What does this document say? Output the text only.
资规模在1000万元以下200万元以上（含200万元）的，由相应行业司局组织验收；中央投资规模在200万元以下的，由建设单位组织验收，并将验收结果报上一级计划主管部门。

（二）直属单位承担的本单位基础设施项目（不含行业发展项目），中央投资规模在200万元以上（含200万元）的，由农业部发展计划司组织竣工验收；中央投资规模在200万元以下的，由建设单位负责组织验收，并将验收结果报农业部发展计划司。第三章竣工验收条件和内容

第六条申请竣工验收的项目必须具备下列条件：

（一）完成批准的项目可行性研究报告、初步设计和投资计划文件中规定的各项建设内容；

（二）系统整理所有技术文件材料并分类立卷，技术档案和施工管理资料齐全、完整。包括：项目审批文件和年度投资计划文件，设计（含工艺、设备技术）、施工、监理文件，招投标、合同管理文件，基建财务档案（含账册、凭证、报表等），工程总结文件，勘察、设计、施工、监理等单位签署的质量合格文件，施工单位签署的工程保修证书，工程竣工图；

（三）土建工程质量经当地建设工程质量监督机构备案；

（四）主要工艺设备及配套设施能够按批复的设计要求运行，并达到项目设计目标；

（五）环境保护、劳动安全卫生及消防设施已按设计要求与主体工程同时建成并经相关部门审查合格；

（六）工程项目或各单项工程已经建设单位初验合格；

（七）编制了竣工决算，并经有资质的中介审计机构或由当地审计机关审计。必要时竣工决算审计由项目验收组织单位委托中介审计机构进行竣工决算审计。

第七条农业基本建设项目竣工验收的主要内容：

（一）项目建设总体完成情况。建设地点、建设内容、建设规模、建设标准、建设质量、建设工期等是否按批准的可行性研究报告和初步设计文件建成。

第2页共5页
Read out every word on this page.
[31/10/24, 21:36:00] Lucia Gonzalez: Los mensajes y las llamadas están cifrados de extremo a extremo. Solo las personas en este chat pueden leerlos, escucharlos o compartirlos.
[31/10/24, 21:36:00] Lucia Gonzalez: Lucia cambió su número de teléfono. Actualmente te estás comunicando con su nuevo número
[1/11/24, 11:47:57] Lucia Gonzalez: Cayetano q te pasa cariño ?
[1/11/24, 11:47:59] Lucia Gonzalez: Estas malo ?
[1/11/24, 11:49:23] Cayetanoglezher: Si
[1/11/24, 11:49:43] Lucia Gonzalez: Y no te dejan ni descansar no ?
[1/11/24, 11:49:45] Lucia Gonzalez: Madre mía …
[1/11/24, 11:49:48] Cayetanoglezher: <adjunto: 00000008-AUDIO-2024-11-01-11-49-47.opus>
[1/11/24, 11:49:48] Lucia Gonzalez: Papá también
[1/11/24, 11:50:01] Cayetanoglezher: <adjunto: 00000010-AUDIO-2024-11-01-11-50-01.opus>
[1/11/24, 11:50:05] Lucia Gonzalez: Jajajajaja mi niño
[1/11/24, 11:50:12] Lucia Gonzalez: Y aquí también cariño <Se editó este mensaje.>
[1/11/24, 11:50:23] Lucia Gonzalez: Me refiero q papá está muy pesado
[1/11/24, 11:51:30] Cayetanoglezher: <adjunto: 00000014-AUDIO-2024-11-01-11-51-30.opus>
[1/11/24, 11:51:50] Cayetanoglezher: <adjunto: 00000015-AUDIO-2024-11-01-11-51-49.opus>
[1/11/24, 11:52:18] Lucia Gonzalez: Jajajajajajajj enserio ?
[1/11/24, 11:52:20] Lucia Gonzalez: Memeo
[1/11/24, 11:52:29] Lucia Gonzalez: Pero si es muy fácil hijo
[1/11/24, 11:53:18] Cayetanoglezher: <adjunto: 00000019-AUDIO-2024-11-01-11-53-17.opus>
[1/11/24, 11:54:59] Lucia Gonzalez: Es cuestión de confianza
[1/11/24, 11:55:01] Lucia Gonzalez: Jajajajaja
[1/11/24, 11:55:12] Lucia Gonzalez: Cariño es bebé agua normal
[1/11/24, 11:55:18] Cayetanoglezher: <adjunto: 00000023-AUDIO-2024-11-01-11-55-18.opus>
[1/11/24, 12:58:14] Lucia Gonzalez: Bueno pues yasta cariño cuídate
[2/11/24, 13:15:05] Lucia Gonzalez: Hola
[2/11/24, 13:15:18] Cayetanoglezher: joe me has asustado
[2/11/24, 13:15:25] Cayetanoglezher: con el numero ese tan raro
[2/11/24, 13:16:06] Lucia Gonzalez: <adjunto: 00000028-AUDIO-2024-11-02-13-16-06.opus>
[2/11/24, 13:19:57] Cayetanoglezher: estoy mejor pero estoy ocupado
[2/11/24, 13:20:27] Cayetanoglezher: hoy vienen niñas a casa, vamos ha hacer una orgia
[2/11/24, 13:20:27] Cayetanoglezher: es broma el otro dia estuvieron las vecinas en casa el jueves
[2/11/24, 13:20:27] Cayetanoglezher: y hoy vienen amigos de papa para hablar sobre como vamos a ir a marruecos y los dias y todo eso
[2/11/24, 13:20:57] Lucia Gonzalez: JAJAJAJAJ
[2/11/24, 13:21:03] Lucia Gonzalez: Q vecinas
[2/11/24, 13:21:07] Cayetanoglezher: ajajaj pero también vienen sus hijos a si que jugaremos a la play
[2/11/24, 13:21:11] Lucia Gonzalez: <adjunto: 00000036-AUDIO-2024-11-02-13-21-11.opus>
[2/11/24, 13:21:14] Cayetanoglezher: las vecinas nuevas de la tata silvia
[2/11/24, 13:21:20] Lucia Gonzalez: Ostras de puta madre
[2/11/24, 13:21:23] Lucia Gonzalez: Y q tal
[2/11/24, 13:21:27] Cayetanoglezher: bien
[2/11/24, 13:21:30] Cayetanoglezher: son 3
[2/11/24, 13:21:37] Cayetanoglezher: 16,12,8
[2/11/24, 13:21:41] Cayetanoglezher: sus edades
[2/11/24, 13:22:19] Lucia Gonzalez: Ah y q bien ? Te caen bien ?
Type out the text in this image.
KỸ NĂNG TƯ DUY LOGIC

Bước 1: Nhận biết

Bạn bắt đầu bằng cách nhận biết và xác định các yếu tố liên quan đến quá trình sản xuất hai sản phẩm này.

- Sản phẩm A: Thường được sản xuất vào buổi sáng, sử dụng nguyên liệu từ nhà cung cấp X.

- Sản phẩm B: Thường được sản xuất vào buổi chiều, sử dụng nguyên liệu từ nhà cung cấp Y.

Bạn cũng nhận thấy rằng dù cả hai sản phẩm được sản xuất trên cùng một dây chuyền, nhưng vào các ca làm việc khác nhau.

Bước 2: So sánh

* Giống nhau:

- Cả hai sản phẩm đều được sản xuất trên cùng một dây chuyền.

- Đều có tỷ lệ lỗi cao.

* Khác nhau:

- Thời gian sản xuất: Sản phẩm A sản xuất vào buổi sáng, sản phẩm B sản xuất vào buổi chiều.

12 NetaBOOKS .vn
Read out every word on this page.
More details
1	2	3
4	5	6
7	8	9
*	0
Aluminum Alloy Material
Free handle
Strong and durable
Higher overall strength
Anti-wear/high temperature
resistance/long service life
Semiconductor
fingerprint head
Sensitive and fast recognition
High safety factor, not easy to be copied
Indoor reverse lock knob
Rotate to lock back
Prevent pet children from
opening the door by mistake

### Work to complete
Count the lines in the entries that hold the word "nhau", and give nothing but the total.

### Result below
3